### [What is being asked]
The output should be all entries, each matching the original exactly.

Page records with their text
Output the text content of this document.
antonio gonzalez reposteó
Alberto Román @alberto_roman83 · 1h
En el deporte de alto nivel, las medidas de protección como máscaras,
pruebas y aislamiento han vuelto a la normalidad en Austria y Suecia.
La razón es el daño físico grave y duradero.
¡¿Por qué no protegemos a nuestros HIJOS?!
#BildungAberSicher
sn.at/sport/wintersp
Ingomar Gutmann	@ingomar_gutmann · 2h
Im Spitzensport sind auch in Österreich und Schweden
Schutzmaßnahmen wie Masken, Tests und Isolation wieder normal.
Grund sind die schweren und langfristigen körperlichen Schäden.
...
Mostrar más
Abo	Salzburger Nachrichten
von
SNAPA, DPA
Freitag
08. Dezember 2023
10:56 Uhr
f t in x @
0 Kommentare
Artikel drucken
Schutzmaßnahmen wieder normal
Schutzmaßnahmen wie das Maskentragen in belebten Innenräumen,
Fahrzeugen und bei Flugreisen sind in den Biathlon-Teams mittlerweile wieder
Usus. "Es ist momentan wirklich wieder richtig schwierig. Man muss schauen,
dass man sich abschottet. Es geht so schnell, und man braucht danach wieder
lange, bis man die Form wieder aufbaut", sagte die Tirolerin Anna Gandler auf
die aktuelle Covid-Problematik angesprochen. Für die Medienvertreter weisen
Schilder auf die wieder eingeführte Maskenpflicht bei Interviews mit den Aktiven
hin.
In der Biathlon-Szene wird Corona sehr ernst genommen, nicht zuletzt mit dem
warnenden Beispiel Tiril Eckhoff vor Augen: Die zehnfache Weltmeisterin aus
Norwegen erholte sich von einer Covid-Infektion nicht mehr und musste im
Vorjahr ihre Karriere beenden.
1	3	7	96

### [Answer space]
Output the text content of this document.
antonio gonzalez reposteó
Alberto Román @alberto_roman83 · 1h
En el deporte de alto nivel, las medidas de protección como máscaras,
pruebas y aislamiento han vuelto a la normalidad en Austria y Suecia.
La razón es el daño físico grave y duradero.
¡¿Por qué no protegemos a nuestros HIJOS?!
#BildungAberSicher
sn.at/sport/wintersp
Ingomar Gutmann	@ingomar_gutmann · 2h
Im Spitzensport sind auch in Österreich und Schweden
Schutzmaßnahmen wie Masken, Tests und Isolation wieder normal.
Grund sind die schweren und langfristigen körperlichen Schäden.
...
Mostrar más
Abo	Salzburger Nachrichten
von
SNAPA, DPA
Freitag
08. Dezember 2023
10:56 Uhr
f t in x @
0 Kommentare
Artikel drucken
Schutzmaßnahmen wieder normal
Schutzmaßnahmen wie das Maskentragen in belebten Innenräumen,
Fahrzeugen und bei Flugreisen sind in den Biathlon-Teams mittlerweile wieder
Usus. "Es ist momentan wirklich wieder richtig schwierig. Man muss schauen,
dass man sich abschottet. Es geht so schnell, und man braucht danach wieder
lange, bis man die Form wieder aufbaut", sagte die Tirolerin Anna Gandler auf
die aktuelle Covid-Problematik angesprochen. Für die Medienvertreter weisen
Schilder auf die wieder eingeführte Maskenpflicht bei Interviews mit den Aktiven
hin.
In der Biathlon-Szene wird Corona sehr ernst genommen, nicht zuletzt mit dem
warnenden Beispiel Tiril Eckhoff vor Augen: Die zehnfache Weltmeisterin aus
Norwegen erholte sich von einer Covid-Infektion nicht mehr und musste im
Vorjahr ihre Karriere beenden.
1	3	7	96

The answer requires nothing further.